GOAL
Return the records, each one exactly as written.

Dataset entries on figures

────────────────

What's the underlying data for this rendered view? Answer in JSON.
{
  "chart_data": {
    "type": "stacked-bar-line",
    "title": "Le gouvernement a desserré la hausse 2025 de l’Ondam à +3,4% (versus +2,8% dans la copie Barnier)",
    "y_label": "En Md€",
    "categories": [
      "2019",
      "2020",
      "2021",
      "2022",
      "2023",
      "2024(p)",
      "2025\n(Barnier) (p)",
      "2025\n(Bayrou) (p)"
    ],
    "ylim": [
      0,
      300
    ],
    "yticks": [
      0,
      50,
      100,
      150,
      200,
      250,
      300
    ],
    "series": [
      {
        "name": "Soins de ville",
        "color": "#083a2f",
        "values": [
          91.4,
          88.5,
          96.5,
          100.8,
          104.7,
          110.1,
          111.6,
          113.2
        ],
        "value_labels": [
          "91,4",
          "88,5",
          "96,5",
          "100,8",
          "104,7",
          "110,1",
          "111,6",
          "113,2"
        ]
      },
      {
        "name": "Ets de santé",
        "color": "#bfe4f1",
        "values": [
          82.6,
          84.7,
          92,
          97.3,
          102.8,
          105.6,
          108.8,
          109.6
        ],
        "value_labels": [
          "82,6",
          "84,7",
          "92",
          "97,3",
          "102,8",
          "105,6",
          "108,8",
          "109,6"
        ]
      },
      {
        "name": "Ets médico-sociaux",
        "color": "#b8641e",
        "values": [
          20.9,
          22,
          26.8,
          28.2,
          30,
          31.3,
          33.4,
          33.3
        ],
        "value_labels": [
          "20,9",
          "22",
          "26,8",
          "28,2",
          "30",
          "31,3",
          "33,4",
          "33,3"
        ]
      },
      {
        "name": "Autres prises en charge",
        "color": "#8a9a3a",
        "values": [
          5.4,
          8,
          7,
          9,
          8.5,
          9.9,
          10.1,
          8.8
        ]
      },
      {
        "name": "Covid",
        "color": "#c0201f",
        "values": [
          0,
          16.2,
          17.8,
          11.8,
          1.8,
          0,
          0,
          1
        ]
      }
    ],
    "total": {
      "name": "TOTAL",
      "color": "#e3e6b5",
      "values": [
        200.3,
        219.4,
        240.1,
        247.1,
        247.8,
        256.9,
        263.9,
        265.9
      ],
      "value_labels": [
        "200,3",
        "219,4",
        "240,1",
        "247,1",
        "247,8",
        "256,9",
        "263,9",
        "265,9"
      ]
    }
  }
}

────────────────

WRITTEN ANSWER
What's the underlying data for this rendered view? Answer in JSON.
{
  "chart_data": {
    "type": "stacked-bar-line",
    "title": "Le gouvernement a desserré la hausse 2025 de l’Ondam à +3,4% (versus +2,8% dans la copie Barnier)",
    "y_label": "En Md€",
    "categories": [
      "2019",
      "2020",
      "2021",
      "2022",
      "2023",
      "2024(p)",
      "2025\n(Barnier) (p)",
      "2025\n(Bayrou) (p)"
    ],
    "ylim": [
      0,
      300
    ],
    "yticks": [
      0,
      50,
      100,
      150,
      200,
      250,
      300
    ],
    "series": [
      {
        "name": "Soins de ville",
        "color": "#083a2f",
        "values": [
          91.4,
          88.5,
          96.5,
          100.8,
          104.7,
          110.1,
          111.6,
          113.2
        ],
        "value_labels": [
          "91,4",
          "88,5",
          "96,5",
          "100,8",
          "104,7",
          "110,1",
          "111,6",
          "113,2"
        ]
      },
      {
        "name": "Ets de santé",
        "color": "#bfe4f1",
        "values": [
          82.6,
          84.7,
          92,
          97.3,
          102.8,
          105.6,
          108.8,
          109.6
        ],
        "value_labels": [
          "82,6",
          "84,7",
          "92",
          "97,3",
          "102,8",
          "105,6",
          "108,8",
          "109,6"
        ]
      },
      {
        "name": "Ets médico-sociaux",
        "color": "#b8641e",
        "values": [
          20.9,
          22,
          26.8,
          28.2,
          30,
          31.3,
          33.4,
          33.3
        ],
        "value_labels": [
          "20,9",
          "22",
          "26,8",
          "28,2",
          "30",
          "31,3",
          "33,4",
          "33,3"
        ]
      },
      {
        "name": "Autres prises en charge",
        "color": "#8a9a3a",
        "values": [
          5.4,
          8,
          7,
          9,
          8.5,
          9.9,
          10.1,
          8.8
        ]
      },
      {
        "name": "Covid",
        "color": "#c0201f",
        "values": [
          0,
          16.2,
          17.8,
          11.8,
          1.8,
          0,
          0,
          1
        ]
      }
    ],
    "total": {
      "name": "TOTAL",
      "color": "#e3e6b5",
      "values": [
        200.3,
        219.4,
        240.1,
        247.1,
        247.8,
        256.9,
        263.9,
        265.9
      ],
      "value_labels": [
        "200,3",
        "219,4",
        "240,1",
        "247,1",
        "247,8",
        "256,9",
        "263,9",
        "265,9"
      ]
    }
  }
}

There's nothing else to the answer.